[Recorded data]

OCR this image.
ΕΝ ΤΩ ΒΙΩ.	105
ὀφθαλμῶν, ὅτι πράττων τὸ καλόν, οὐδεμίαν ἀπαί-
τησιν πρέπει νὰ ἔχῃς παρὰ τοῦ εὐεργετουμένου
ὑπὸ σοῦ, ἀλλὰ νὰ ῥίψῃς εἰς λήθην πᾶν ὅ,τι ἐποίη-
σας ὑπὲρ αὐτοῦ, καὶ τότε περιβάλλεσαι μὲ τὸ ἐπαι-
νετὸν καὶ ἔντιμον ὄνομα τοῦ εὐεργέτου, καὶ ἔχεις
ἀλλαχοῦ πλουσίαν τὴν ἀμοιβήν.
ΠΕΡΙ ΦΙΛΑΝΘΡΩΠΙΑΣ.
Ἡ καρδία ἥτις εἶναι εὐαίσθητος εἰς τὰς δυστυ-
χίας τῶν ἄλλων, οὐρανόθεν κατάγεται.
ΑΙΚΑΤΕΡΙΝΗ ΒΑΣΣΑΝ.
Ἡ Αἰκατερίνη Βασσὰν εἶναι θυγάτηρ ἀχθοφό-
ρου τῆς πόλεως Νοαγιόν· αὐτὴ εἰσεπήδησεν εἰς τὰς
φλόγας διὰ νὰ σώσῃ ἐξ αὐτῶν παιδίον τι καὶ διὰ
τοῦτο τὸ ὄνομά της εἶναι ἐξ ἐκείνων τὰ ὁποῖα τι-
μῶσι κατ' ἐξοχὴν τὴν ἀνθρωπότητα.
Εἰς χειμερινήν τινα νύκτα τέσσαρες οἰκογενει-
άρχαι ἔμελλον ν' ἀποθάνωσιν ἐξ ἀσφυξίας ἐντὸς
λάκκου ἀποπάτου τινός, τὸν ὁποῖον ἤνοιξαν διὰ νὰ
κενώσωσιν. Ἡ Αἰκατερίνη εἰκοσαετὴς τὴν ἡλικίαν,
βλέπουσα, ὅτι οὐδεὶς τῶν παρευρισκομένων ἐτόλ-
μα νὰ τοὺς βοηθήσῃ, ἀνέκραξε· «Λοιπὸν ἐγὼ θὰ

• Instructions for the task: Reproduce each entry above exactly, keeping every word.

• Solution for this problem:
OCR this image.
ΕΝ ΤΩ ΒΙΩ.	105
ὀφθαλμῶν, ὅτι πράττων τὸ καλόν, οὐδεμίαν ἀπαί-
τησιν πρέπει νὰ ἔχῃς παρὰ τοῦ εὐεργετουμένου
ὑπὸ σοῦ, ἀλλὰ νὰ ῥίψῃς εἰς λήθην πᾶν ὅ,τι ἐποίη-
σας ὑπὲρ αὐτοῦ, καὶ τότε περιβάλλεσαι μὲ τὸ ἐπαι-
νετὸν καὶ ἔντιμον ὄνομα τοῦ εὐεργέτου, καὶ ἔχεις
ἀλλαχοῦ πλουσίαν τὴν ἀμοιβήν.
ΠΕΡΙ ΦΙΛΑΝΘΡΩΠΙΑΣ.
Ἡ καρδία ἥτις εἶναι εὐαίσθητος εἰς τὰς δυστυ-
χίας τῶν ἄλλων, οὐρανόθεν κατάγεται.
ΑΙΚΑΤΕΡΙΝΗ ΒΑΣΣΑΝ.
Ἡ Αἰκατερίνη Βασσὰν εἶναι θυγάτηρ ἀχθοφό-
ρου τῆς πόλεως Νοαγιόν· αὐτὴ εἰσεπήδησεν εἰς τὰς
φλόγας διὰ νὰ σώσῃ ἐξ αὐτῶν παιδίον τι καὶ διὰ
τοῦτο τὸ ὄνομά της εἶναι ἐξ ἐκείνων τὰ ὁποῖα τι-
μῶσι κατ' ἐξοχὴν τὴν ἀνθρωπότητα.
Εἰς χειμερινήν τινα νύκτα τέσσαρες οἰκογενει-
άρχαι ἔμελλον ν' ἀποθάνωσιν ἐξ ἀσφυξίας ἐντὸς
λάκκου ἀποπάτου τινός, τὸν ὁποῖον ἤνοιξαν διὰ νὰ
κενώσωσιν. Ἡ Αἰκατερίνη εἰκοσαετὴς τὴν ἡλικίαν,
βλέπουσα, ὅτι οὐδεὶς τῶν παρευρισκομένων ἐτόλ-
μα νὰ τοὺς βοηθήσῃ, ἀνέκραξε· «Λοιπὸν ἐγὼ θὰ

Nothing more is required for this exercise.